> [STORED RECORDS]

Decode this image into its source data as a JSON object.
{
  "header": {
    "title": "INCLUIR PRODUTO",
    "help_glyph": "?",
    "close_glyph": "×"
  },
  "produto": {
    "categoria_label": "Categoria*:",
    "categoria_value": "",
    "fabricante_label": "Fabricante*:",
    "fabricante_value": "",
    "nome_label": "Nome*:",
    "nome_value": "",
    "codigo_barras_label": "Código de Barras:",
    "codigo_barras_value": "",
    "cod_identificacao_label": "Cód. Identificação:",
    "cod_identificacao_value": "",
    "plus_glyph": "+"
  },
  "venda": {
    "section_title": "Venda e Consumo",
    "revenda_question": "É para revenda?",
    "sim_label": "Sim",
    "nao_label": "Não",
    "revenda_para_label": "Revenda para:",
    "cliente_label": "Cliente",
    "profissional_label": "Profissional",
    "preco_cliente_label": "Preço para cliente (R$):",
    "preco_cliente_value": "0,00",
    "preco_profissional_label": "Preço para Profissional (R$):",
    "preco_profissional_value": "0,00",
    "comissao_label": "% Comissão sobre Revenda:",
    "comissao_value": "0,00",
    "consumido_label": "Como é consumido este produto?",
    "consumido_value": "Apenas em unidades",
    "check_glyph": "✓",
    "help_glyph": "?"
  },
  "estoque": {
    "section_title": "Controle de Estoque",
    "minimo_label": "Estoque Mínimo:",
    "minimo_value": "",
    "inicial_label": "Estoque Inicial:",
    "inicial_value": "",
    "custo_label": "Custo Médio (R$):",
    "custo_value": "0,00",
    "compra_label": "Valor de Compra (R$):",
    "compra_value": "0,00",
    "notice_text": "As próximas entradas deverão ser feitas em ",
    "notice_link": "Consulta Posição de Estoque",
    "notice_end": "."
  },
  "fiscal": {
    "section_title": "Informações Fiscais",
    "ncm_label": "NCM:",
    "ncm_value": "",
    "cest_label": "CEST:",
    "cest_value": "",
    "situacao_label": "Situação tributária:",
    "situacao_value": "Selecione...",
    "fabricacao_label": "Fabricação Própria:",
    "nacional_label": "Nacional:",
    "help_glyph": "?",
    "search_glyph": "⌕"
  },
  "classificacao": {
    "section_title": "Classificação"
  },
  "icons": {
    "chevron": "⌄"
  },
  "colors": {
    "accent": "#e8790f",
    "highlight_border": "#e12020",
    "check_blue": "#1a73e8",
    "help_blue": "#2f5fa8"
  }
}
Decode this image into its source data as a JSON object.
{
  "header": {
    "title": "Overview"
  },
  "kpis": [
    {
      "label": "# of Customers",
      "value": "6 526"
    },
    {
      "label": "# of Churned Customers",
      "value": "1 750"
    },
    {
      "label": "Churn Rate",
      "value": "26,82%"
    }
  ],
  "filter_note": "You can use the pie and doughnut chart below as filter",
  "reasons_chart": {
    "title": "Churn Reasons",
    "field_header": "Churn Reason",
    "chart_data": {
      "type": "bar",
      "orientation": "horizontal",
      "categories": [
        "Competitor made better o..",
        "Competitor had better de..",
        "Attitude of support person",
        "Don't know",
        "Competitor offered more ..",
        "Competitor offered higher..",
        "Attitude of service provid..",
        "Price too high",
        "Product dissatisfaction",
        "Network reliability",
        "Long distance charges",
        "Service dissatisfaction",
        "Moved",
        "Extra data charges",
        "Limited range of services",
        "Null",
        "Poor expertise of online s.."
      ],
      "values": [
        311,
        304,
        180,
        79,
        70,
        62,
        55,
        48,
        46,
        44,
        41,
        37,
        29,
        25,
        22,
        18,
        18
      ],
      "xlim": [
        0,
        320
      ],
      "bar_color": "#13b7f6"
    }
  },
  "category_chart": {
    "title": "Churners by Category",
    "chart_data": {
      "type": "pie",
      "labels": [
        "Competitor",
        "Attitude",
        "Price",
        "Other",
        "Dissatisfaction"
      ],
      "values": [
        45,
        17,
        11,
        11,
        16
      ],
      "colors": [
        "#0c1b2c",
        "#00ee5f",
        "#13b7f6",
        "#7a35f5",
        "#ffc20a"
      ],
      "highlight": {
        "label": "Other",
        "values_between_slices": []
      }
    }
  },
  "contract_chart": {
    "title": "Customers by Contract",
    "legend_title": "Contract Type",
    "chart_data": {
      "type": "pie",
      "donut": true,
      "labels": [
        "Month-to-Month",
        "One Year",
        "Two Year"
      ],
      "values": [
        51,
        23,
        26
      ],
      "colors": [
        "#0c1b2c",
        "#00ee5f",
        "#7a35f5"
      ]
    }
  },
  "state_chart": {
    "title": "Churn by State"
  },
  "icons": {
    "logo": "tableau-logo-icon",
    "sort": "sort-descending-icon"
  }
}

> [SHORT PROBLEM]
Show every line in the records above that contains the word "Customers".

> [THE OUTPUT]
      "label": "# of Customers",
      "label": "# of Churned Customers",
    "title": "Customers by Contract",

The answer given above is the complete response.